*What to produce*: Reproduce the records below exactly as they appear.

.....

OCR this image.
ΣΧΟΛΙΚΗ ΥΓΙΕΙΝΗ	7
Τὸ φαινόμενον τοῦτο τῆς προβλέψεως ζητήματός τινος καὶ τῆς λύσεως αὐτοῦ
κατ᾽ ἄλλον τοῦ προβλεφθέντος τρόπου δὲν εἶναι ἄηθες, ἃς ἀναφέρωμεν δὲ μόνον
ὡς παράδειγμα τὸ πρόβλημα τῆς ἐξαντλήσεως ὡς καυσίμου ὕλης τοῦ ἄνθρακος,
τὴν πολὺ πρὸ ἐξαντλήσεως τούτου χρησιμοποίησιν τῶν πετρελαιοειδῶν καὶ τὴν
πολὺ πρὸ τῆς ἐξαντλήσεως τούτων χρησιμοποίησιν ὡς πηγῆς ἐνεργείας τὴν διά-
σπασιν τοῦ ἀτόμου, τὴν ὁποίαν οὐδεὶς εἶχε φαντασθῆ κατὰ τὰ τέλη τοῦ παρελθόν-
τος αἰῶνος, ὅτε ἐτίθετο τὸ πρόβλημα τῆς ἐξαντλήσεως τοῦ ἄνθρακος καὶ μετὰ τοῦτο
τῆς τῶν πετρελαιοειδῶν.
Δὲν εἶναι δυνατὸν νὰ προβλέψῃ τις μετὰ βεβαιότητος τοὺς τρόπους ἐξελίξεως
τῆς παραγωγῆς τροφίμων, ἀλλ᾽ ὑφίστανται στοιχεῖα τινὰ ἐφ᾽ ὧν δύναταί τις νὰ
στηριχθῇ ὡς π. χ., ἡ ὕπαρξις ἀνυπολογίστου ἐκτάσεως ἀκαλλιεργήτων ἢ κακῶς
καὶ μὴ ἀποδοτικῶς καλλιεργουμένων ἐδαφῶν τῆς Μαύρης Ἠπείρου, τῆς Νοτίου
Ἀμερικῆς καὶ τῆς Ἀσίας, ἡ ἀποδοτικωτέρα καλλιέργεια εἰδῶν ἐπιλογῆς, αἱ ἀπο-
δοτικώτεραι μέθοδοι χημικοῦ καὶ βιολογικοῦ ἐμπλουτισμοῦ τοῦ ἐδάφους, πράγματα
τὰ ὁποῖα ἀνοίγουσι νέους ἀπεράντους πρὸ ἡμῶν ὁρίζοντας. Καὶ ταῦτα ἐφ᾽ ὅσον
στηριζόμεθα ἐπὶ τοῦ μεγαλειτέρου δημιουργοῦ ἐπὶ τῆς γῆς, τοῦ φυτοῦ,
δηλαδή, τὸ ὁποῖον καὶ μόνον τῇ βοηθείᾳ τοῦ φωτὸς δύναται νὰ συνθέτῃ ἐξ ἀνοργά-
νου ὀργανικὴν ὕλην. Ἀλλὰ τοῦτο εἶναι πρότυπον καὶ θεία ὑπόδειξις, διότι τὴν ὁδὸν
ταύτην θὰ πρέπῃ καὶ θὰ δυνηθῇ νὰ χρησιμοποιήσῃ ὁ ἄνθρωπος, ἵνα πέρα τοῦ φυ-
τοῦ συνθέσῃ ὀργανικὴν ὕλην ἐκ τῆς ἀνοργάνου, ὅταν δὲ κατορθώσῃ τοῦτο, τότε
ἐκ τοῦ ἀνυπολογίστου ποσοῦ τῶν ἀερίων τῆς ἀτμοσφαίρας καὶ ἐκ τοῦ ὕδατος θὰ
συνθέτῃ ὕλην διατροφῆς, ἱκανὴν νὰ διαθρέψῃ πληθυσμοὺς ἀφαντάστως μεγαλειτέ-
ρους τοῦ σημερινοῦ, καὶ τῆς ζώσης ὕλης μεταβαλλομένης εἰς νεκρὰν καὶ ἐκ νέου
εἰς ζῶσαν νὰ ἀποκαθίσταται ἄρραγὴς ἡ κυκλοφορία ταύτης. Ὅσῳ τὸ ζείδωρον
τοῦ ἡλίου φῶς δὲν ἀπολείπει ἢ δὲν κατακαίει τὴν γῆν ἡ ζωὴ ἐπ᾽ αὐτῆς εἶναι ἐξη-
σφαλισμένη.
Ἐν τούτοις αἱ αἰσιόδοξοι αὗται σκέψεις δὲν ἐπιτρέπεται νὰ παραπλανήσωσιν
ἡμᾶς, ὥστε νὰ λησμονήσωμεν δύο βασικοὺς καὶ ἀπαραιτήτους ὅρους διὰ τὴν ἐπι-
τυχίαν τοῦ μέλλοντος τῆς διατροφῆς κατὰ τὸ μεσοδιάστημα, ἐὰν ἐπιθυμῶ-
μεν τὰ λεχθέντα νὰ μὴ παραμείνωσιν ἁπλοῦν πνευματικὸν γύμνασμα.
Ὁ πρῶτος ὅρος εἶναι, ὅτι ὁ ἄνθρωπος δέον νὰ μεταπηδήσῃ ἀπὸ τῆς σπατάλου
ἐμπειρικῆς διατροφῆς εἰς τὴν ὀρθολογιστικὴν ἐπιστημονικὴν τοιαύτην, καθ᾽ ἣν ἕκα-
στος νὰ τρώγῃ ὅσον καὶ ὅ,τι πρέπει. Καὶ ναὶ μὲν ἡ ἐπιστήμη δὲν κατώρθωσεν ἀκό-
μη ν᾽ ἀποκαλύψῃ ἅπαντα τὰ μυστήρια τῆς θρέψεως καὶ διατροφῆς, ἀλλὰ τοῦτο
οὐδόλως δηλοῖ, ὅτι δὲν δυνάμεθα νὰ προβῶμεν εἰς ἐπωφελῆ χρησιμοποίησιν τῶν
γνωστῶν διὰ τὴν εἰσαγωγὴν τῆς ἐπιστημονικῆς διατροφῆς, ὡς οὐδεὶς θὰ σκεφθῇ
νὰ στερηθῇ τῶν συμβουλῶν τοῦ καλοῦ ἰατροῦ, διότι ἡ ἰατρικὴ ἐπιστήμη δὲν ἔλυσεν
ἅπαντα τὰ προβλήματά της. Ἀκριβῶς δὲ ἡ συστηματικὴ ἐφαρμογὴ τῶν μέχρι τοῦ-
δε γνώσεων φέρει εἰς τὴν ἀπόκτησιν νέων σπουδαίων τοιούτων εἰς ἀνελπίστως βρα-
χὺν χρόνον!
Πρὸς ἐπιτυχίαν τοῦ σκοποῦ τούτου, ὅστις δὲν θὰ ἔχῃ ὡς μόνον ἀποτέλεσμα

.....

*Response to the exercise*:
OCR this image.
ΣΧΟΛΙΚΗ ΥΓΙΕΙΝΗ	7
Τὸ φαινόμενον τοῦτο τῆς προβλέψεως ζητήματός τινος καὶ τῆς λύσεως αὐτοῦ
κατ᾽ ἄλλον τοῦ προβλεφθέντος τρόπου δὲν εἶναι ἄηθες, ἃς ἀναφέρωμεν δὲ μόνον
ὡς παράδειγμα τὸ πρόβλημα τῆς ἐξαντλήσεως ὡς καυσίμου ὕλης τοῦ ἄνθρακος,
τὴν πολὺ πρὸ ἐξαντλήσεως τούτου χρησιμοποίησιν τῶν πετρελαιοειδῶν καὶ τὴν
πολὺ πρὸ τῆς ἐξαντλήσεως τούτων χρησιμοποίησιν ὡς πηγῆς ἐνεργείας τὴν διά-
σπασιν τοῦ ἀτόμου, τὴν ὁποίαν οὐδεὶς εἶχε φαντασθῆ κατὰ τὰ τέλη τοῦ παρελθόν-
τος αἰῶνος, ὅτε ἐτίθετο τὸ πρόβλημα τῆς ἐξαντλήσεως τοῦ ἄνθρακος καὶ μετὰ τοῦτο
τῆς τῶν πετρελαιοειδῶν.
Δὲν εἶναι δυνατὸν νὰ προβλέψῃ τις μετὰ βεβαιότητος τοὺς τρόπους ἐξελίξεως
τῆς παραγωγῆς τροφίμων, ἀλλ᾽ ὑφίστανται στοιχεῖα τινὰ ἐφ᾽ ὧν δύναταί τις νὰ
στηριχθῇ ὡς π. χ., ἡ ὕπαρξις ἀνυπολογίστου ἐκτάσεως ἀκαλλιεργήτων ἢ κακῶς
καὶ μὴ ἀποδοτικῶς καλλιεργουμένων ἐδαφῶν τῆς Μαύρης Ἠπείρου, τῆς Νοτίου
Ἀμερικῆς καὶ τῆς Ἀσίας, ἡ ἀποδοτικωτέρα καλλιέργεια εἰδῶν ἐπιλογῆς, αἱ ἀπο-
δοτικώτεραι μέθοδοι χημικοῦ καὶ βιολογικοῦ ἐμπλουτισμοῦ τοῦ ἐδάφους, πράγματα
τὰ ὁποῖα ἀνοίγουσι νέους ἀπεράντους πρὸ ἡμῶν ὁρίζοντας. Καὶ ταῦτα ἐφ᾽ ὅσον
στηριζόμεθα ἐπὶ τοῦ μεγαλειτέρου δημιουργοῦ ἐπὶ τῆς γῆς, τοῦ φυτοῦ,
δηλαδή, τὸ ὁποῖον καὶ μόνον τῇ βοηθείᾳ τοῦ φωτὸς δύναται νὰ συνθέτῃ ἐξ ἀνοργά-
νου ὀργανικὴν ὕλην. Ἀλλὰ τοῦτο εἶναι πρότυπον καὶ θεία ὑπόδειξις, διότι τὴν ὁδὸν
ταύτην θὰ πρέπῃ καὶ θὰ δυνηθῇ νὰ χρησιμοποιήσῃ ὁ ἄνθρωπος, ἵνα πέρα τοῦ φυ-
τοῦ συνθέσῃ ὀργανικὴν ὕλην ἐκ τῆς ἀνοργάνου, ὅταν δὲ κατορθώσῃ τοῦτο, τότε
ἐκ τοῦ ἀνυπολογίστου ποσοῦ τῶν ἀερίων τῆς ἀτμοσφαίρας καὶ ἐκ τοῦ ὕδατος θὰ
συνθέτῃ ὕλην διατροφῆς, ἱκανὴν νὰ διαθρέψῃ πληθυσμοὺς ἀφαντάστως μεγαλειτέ-
ρους τοῦ σημερινοῦ, καὶ τῆς ζώσης ὕλης μεταβαλλομένης εἰς νεκρὰν καὶ ἐκ νέου
εἰς ζῶσαν νὰ ἀποκαθίσταται ἄρραγὴς ἡ κυκλοφορία ταύτης. Ὅσῳ τὸ ζείδωρον
τοῦ ἡλίου φῶς δὲν ἀπολείπει ἢ δὲν κατακαίει τὴν γῆν ἡ ζωὴ ἐπ᾽ αὐτῆς εἶναι ἐξη-
σφαλισμένη.
Ἐν τούτοις αἱ αἰσιόδοξοι αὗται σκέψεις δὲν ἐπιτρέπεται νὰ παραπλανήσωσιν
ἡμᾶς, ὥστε νὰ λησμονήσωμεν δύο βασικοὺς καὶ ἀπαραιτήτους ὅρους διὰ τὴν ἐπι-
τυχίαν τοῦ μέλλοντος τῆς διατροφῆς κατὰ τὸ μεσοδιάστημα, ἐὰν ἐπιθυμῶ-
μεν τὰ λεχθέντα νὰ μὴ παραμείνωσιν ἁπλοῦν πνευματικὸν γύμνασμα.
Ὁ πρῶτος ὅρος εἶναι, ὅτι ὁ ἄνθρωπος δέον νὰ μεταπηδήσῃ ἀπὸ τῆς σπατάλου
ἐμπειρικῆς διατροφῆς εἰς τὴν ὀρθολογιστικὴν ἐπιστημονικὴν τοιαύτην, καθ᾽ ἣν ἕκα-
στος νὰ τρώγῃ ὅσον καὶ ὅ,τι πρέπει. Καὶ ναὶ μὲν ἡ ἐπιστήμη δὲν κατώρθωσεν ἀκό-
μη ν᾽ ἀποκαλύψῃ ἅπαντα τὰ μυστήρια τῆς θρέψεως καὶ διατροφῆς, ἀλλὰ τοῦτο
οὐδόλως δηλοῖ, ὅτι δὲν δυνάμεθα νὰ προβῶμεν εἰς ἐπωφελῆ χρησιμοποίησιν τῶν
γνωστῶν διὰ τὴν εἰσαγωγὴν τῆς ἐπιστημονικῆς διατροφῆς, ὡς οὐδεὶς θὰ σκεφθῇ
νὰ στερηθῇ τῶν συμβουλῶν τοῦ καλοῦ ἰατροῦ, διότι ἡ ἰατρικὴ ἐπιστήμη δὲν ἔλυσεν
ἅπαντα τὰ προβλήματά της. Ἀκριβῶς δὲ ἡ συστηματικὴ ἐφαρμογὴ τῶν μέχρι τοῦ-
δε γνώσεων φέρει εἰς τὴν ἀπόκτησιν νέων σπουδαίων τοιούτων εἰς ἀνελπίστως βρα-
χὺν χρόνον!
Πρὸς ἐπιτυχίαν τοῦ σκοποῦ τούτου, ὅστις δὲν θὰ ἔχῃ ὡς μόνον ἀποτέλεσμα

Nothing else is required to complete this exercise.